(Data listing)
────────

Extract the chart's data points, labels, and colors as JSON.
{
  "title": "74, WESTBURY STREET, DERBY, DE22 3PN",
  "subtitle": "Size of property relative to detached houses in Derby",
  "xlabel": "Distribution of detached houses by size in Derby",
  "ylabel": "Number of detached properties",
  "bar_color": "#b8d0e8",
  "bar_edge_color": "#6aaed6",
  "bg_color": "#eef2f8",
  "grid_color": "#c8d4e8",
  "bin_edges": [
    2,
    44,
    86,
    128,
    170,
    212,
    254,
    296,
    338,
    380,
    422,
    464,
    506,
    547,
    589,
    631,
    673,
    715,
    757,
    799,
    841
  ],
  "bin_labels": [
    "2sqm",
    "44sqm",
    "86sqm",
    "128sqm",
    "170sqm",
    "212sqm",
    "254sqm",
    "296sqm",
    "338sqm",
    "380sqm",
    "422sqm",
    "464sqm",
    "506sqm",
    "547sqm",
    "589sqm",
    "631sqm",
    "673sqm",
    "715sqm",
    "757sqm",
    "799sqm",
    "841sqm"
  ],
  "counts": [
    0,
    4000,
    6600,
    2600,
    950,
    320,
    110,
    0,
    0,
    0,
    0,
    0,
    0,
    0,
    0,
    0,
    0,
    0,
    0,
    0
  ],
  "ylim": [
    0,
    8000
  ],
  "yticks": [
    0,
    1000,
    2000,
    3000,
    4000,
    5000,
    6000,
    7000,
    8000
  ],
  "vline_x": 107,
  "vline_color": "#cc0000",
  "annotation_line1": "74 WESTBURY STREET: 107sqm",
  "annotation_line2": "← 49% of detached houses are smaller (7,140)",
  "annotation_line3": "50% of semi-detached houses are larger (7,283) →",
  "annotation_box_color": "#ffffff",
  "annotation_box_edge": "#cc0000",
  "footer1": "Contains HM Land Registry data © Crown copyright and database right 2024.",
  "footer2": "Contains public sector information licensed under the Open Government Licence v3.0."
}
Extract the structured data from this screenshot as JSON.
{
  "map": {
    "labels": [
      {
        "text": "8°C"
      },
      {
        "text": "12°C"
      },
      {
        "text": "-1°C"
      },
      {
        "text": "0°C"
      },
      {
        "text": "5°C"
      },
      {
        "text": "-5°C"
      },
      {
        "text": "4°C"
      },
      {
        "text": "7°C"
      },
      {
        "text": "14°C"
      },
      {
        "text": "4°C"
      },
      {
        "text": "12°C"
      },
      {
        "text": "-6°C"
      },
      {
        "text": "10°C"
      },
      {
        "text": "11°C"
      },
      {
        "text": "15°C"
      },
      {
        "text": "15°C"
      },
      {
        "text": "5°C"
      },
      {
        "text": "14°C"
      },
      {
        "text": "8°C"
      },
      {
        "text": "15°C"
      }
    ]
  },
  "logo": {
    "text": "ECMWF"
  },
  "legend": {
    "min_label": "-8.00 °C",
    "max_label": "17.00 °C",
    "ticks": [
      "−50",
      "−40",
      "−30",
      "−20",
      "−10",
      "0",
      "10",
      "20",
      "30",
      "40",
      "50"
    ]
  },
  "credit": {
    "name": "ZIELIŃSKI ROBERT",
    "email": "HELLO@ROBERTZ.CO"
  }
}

────────

## Exercise brief
Above are some records. Print them all exactly.

## Result below
Extract the chart's data points, labels, and colors as JSON.
{
  "title": "74, WESTBURY STREET, DERBY, DE22 3PN",
  "subtitle": "Size of property relative to detached houses in Derby",
  "xlabel": "Distribution of detached houses by size in Derby",
  "ylabel": "Number of detached properties",
  "bar_color": "#b8d0e8",
  "bar_edge_color": "#6aaed6",
  "bg_color": "#eef2f8",
  "grid_color": "#c8d4e8",
  "bin_edges": [
    2,
    44,
    86,
    128,
    170,
    212,
    254,
    296,
    338,
    380,
    422,
    464,
    506,
    547,
    589,
    631,
    673,
    715,
    757,
    799,
    841
  ],
  "bin_labels": [
    "2sqm",
    "44sqm",
    "86sqm",
    "128sqm",
    "170sqm",
    "212sqm",
    "254sqm",
    "296sqm",
    "338sqm",
    "380sqm",
    "422sqm",
    "464sqm",
    "506sqm",
    "547sqm",
    "589sqm",
    "631sqm",
    "673sqm",
    "715sqm",
    "757sqm",
    "799sqm",
    "841sqm"
  ],
  "counts": [
    0,
    4000,
    6600,
    2600,
    950,
    320,
    110,
    0,
    0,
    0,
    0,
    0,
    0,
    0,
    0,
    0,
    0,
    0,
    0,
    0
  ],
  "ylim": [
    0,
    8000
  ],
  "yticks": [
    0,
    1000,
    2000,
    3000,
    4000,
    5000,
    6000,
    7000,
    8000
  ],
  "vline_x": 107,
  "vline_color": "#cc0000",
  "annotation_line1": "74 WESTBURY STREET: 107sqm",
  "annotation_line2": "← 49% of detached houses are smaller (7,140)",
  "annotation_line3": "50% of semi-detached houses are larger (7,283) →",
  "annotation_box_color": "#ffffff",
  "annotation_box_edge": "#cc0000",
  "footer1": "Contains HM Land Registry data © Crown copyright and database right 2024.",
  "footer2": "Contains public sector information licensed under the Open Government Licence v3.0."
}
Extract the structured data from this screenshot as JSON.
{
  "map": {
    "labels": [
      {
        "text": "8°C"
      },
      {
        "text": "12°C"
      },
      {
        "text": "-1°C"
      },
      {
        "text": "0°C"
      },
      {
        "text": "5°C"
      },
      {
        "text": "-5°C"
      },
      {
        "text": "4°C"
      },
      {
        "text": "7°C"
      },
      {
        "text": "14°C"
      },
      {
        "text": "4°C"
      },
      {
        "text": "12°C"
      },
      {
        "text": "-6°C"
      },
      {
        "text": "10°C"
      },
      {
        "text": "11°C"
      },
      {
        "text": "15°C"
      },
      {
        "text": "15°C"
      },
      {
        "text": "5°C"
      },
      {
        "text": "14°C"
      },
      {
        "text": "8°C"
      },
      {
        "text": "15°C"
      }
    ]
  },
  "logo": {
    "text": "ECMWF"
  },
  "legend": {
    "min_label": "-8.00 °C",
    "max_label": "17.00 °C",
    "ticks": [
      "−50",
      "−40",
      "−30",
      "−20",
      "−10",
      "0",
      "10",
      "20",
      "30",
      "40",
      "50"
    ]
  },
  "credit": {
    "name": "ZIELIŃSKI ROBERT",
    "email": "HELLO@ROBERTZ.CO"
  }
}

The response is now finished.